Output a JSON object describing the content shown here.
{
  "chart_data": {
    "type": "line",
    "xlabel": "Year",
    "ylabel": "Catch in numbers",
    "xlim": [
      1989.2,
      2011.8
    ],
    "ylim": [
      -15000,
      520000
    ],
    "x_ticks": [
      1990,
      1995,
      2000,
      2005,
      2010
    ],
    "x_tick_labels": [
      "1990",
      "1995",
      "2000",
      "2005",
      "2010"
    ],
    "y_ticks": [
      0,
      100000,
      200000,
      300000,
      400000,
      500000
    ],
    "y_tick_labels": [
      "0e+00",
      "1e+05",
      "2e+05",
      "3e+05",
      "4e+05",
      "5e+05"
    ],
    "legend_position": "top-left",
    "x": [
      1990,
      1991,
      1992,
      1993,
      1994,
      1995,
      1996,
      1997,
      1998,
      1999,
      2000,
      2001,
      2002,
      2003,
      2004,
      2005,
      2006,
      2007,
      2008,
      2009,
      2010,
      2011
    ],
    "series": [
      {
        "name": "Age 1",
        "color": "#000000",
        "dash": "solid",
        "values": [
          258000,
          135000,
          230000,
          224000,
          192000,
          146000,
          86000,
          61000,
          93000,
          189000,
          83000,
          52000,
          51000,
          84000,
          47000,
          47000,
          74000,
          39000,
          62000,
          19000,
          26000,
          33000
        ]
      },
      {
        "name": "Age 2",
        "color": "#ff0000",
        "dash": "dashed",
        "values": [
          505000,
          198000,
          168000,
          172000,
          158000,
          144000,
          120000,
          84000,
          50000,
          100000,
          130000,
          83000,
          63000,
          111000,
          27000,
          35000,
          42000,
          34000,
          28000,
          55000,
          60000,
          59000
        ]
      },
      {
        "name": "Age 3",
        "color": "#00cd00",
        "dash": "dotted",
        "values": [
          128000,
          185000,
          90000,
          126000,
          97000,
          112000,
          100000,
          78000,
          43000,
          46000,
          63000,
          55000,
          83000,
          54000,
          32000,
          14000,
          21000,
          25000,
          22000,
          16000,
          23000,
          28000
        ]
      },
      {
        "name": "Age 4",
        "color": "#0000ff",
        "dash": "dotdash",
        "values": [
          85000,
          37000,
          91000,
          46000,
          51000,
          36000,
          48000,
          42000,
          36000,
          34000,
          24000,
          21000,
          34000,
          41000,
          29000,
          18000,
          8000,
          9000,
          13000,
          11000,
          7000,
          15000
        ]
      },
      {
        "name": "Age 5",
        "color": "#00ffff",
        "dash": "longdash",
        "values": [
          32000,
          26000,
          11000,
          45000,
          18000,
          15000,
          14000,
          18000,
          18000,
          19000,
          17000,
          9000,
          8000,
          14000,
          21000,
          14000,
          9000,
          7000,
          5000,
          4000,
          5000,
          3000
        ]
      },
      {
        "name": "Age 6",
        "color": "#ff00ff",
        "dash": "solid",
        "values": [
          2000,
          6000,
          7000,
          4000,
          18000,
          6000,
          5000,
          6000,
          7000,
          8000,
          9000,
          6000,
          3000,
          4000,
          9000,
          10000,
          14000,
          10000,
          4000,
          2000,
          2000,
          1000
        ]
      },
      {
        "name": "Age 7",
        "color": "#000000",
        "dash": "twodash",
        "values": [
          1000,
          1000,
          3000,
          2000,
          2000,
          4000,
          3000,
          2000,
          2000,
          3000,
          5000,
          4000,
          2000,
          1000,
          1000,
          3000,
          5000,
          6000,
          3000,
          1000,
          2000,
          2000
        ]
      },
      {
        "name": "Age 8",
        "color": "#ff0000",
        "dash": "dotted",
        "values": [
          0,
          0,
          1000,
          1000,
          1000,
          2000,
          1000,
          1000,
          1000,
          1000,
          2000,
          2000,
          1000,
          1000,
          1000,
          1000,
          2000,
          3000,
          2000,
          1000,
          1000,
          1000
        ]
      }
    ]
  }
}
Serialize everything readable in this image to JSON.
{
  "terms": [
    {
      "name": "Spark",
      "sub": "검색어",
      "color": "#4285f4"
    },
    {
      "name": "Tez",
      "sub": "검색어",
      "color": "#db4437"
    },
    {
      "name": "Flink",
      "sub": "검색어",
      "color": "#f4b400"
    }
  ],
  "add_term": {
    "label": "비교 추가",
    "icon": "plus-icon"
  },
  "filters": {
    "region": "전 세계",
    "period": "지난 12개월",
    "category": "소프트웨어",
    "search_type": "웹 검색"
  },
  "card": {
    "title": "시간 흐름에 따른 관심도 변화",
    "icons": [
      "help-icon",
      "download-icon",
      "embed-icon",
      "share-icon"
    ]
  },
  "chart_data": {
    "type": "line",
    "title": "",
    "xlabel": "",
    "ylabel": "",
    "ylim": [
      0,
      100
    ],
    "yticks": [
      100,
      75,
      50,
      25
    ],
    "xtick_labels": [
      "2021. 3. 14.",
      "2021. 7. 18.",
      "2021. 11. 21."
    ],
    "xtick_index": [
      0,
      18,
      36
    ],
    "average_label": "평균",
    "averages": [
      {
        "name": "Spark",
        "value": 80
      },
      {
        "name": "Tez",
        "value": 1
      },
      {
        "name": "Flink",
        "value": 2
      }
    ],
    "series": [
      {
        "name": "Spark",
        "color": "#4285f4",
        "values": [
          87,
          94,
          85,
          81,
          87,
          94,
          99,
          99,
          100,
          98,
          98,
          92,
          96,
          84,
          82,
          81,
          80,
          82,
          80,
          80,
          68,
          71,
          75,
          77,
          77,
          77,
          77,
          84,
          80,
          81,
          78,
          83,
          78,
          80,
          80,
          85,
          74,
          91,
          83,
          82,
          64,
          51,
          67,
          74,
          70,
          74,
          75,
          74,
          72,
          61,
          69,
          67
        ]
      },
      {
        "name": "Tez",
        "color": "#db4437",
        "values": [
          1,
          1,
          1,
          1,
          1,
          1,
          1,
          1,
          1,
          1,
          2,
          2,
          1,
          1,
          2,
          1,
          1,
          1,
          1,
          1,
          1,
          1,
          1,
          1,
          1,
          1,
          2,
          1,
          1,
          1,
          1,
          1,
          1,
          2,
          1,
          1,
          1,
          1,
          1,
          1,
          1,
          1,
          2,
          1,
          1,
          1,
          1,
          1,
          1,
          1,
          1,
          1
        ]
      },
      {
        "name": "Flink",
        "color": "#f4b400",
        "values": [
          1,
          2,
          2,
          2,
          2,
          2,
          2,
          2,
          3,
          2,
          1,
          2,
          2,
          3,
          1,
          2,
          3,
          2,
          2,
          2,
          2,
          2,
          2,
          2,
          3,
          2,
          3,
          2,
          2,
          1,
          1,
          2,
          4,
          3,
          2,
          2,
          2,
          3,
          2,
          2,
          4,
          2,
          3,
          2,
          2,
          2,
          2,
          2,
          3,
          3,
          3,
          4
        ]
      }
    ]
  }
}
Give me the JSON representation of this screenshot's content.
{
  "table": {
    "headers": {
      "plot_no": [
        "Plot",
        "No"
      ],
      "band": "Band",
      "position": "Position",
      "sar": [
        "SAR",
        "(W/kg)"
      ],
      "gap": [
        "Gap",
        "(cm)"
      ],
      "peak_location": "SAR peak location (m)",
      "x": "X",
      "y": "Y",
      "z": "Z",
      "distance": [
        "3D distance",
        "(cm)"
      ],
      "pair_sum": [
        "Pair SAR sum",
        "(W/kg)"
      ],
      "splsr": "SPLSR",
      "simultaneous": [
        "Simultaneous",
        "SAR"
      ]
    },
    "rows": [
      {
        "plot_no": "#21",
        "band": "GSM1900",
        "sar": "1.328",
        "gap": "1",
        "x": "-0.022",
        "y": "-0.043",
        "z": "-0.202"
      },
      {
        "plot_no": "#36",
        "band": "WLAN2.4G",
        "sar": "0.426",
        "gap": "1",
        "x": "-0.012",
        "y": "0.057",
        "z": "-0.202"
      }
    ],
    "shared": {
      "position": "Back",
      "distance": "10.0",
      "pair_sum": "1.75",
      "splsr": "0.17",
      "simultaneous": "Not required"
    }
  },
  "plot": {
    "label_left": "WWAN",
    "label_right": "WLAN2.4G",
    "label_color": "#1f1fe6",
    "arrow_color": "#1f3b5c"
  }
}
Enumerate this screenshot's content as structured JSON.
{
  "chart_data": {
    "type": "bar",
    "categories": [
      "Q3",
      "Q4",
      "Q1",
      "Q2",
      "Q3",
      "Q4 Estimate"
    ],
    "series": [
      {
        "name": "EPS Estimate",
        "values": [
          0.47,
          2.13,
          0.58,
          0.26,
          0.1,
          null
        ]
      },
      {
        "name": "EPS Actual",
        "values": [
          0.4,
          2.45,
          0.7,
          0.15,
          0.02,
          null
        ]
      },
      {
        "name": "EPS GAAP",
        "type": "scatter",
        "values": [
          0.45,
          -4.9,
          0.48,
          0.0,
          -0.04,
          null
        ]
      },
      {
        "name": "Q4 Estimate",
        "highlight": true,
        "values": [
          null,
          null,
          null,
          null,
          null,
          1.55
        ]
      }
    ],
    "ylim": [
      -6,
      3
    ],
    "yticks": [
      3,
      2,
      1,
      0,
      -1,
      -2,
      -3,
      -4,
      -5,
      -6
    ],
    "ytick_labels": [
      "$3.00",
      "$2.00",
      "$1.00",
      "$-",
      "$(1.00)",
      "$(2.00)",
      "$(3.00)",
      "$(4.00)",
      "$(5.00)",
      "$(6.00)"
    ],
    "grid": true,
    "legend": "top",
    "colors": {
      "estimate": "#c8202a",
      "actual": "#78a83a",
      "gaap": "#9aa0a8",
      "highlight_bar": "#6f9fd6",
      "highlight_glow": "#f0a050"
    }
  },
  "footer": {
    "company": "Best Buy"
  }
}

PROBLEM TO WORK ON:
Search the entries for the word "dash" and gather every line where it appears.

RESULT BELOW:
        "dash": "solid",
        "dash": "dashed",
        "dash": "dotted",
        "dash": "dotdash",
        "dash": "longdash",
        "dash": "solid",
        "dash": "twodash",
        "dash": "dotted",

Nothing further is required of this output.